* [Raw data]:
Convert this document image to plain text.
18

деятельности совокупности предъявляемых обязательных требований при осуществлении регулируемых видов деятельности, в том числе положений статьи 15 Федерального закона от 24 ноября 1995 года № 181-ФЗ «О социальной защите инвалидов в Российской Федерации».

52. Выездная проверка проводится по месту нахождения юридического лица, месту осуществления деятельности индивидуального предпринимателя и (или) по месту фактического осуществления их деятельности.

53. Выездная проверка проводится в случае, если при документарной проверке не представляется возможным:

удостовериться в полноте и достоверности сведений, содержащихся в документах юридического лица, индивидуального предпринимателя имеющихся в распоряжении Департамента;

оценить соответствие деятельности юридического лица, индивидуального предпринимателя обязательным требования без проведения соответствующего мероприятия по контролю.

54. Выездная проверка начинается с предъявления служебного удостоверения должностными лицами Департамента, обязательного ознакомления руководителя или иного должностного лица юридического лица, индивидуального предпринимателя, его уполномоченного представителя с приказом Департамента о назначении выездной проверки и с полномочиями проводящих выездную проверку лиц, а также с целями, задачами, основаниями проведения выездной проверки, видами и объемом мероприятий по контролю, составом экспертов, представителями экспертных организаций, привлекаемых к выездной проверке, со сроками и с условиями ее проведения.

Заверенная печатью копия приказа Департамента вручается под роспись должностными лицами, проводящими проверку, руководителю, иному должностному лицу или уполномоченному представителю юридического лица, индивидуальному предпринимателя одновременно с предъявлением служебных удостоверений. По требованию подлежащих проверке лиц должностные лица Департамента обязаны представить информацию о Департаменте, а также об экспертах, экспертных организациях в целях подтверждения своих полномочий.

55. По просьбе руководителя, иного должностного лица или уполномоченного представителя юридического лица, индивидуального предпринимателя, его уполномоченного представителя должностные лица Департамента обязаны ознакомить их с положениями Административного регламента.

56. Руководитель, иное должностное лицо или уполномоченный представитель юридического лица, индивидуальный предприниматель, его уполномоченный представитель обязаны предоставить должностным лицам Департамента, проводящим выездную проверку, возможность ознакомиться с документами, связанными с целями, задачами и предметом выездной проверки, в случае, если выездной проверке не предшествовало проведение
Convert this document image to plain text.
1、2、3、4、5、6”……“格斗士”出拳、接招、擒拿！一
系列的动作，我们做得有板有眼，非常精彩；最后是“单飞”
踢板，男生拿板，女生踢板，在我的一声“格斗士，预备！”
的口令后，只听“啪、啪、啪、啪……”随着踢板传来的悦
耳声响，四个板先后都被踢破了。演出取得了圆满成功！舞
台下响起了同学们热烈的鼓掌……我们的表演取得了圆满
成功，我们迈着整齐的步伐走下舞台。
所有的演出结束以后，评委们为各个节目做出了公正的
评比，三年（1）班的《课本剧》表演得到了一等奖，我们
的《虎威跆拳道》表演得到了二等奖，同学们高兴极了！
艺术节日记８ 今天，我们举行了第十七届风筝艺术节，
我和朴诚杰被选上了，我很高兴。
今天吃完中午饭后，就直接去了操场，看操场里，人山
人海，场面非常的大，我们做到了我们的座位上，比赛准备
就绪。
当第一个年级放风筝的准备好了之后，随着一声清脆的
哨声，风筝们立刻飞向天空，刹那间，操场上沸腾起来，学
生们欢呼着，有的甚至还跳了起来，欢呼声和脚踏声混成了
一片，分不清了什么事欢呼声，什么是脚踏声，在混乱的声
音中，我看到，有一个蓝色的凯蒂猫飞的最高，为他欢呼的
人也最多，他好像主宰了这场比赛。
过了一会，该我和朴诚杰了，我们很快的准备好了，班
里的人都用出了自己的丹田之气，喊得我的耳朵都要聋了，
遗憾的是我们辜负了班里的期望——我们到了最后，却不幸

* [Written task]: Your task is to repeat the data exactly; please include every line.

* [Result of this task]:
Convert this document image to plain text.
18

деятельности совокупности предъявляемых обязательных требований при осуществлении регулируемых видов деятельности, в том числе положений статьи 15 Федерального закона от 24 ноября 1995 года № 181-ФЗ «О социальной защите инвалидов в Российской Федерации».

52. Выездная проверка проводится по месту нахождения юридического лица, месту осуществления деятельности индивидуального предпринимателя и (или) по месту фактического осуществления их деятельности.

53. Выездная проверка проводится в случае, если при документарной проверке не представляется возможным:

удостовериться в полноте и достоверности сведений, содержащихся в документах юридического лица, индивидуального предпринимателя имеющихся в распоряжении Департамента;

оценить соответствие деятельности юридического лица, индивидуального предпринимателя обязательным требования без проведения соответствующего мероприятия по контролю.

54. Выездная проверка начинается с предъявления служебного удостоверения должностными лицами Департамента, обязательного ознакомления руководителя или иного должностного лица юридического лица, индивидуального предпринимателя, его уполномоченного представителя с приказом Департамента о назначении выездной проверки и с полномочиями проводящих выездную проверку лиц, а также с целями, задачами, основаниями проведения выездной проверки, видами и объемом мероприятий по контролю, составом экспертов, представителями экспертных организаций, привлекаемых к выездной проверке, со сроками и с условиями ее проведения.

Заверенная печатью копия приказа Департамента вручается под роспись должностными лицами, проводящими проверку, руководителю, иному должностному лицу или уполномоченному представителю юридического лица, индивидуальному предпринимателя одновременно с предъявлением служебных удостоверений. По требованию подлежащих проверке лиц должностные лица Департамента обязаны представить информацию о Департаменте, а также об экспертах, экспертных организациях в целях подтверждения своих полномочий.

55. По просьбе руководителя, иного должностного лица или уполномоченного представителя юридического лица, индивидуального предпринимателя, его уполномоченного представителя должностные лица Департамента обязаны ознакомить их с положениями Административного регламента.

56. Руководитель, иное должностное лицо или уполномоченный представитель юридического лица, индивидуальный предприниматель, его уполномоченный представитель обязаны предоставить должностным лицам Департамента, проводящим выездную проверку, возможность ознакомиться с документами, связанными с целями, задачами и предметом выездной проверки, в случае, если выездной проверке не предшествовало проведение
Convert this document image to plain text.
1、2、3、4、5、6”……“格斗士”出拳、接招、擒拿！一
系列的动作，我们做得有板有眼，非常精彩；最后是“单飞”
踢板，男生拿板，女生踢板，在我的一声“格斗士，预备！”
的口令后，只听“啪、啪、啪、啪……”随着踢板传来的悦
耳声响，四个板先后都被踢破了。演出取得了圆满成功！舞
台下响起了同学们热烈的鼓掌……我们的表演取得了圆满
成功，我们迈着整齐的步伐走下舞台。
所有的演出结束以后，评委们为各个节目做出了公正的
评比，三年（1）班的《课本剧》表演得到了一等奖，我们
的《虎威跆拳道》表演得到了二等奖，同学们高兴极了！
艺术节日记８ 今天，我们举行了第十七届风筝艺术节，
我和朴诚杰被选上了，我很高兴。
今天吃完中午饭后，就直接去了操场，看操场里，人山
人海，场面非常的大，我们做到了我们的座位上，比赛准备
就绪。
当第一个年级放风筝的准备好了之后，随着一声清脆的
哨声，风筝们立刻飞向天空，刹那间，操场上沸腾起来，学
生们欢呼着，有的甚至还跳了起来，欢呼声和脚踏声混成了
一片，分不清了什么事欢呼声，什么是脚踏声，在混乱的声
音中，我看到，有一个蓝色的凯蒂猫飞的最高，为他欢呼的
人也最多，他好像主宰了这场比赛。
过了一会，该我和朴诚杰了，我们很快的准备好了，班
里的人都用出了自己的丹田之气，喊得我的耳朵都要聋了，
遗憾的是我们辜负了班里的期望——我们到了最后，却不幸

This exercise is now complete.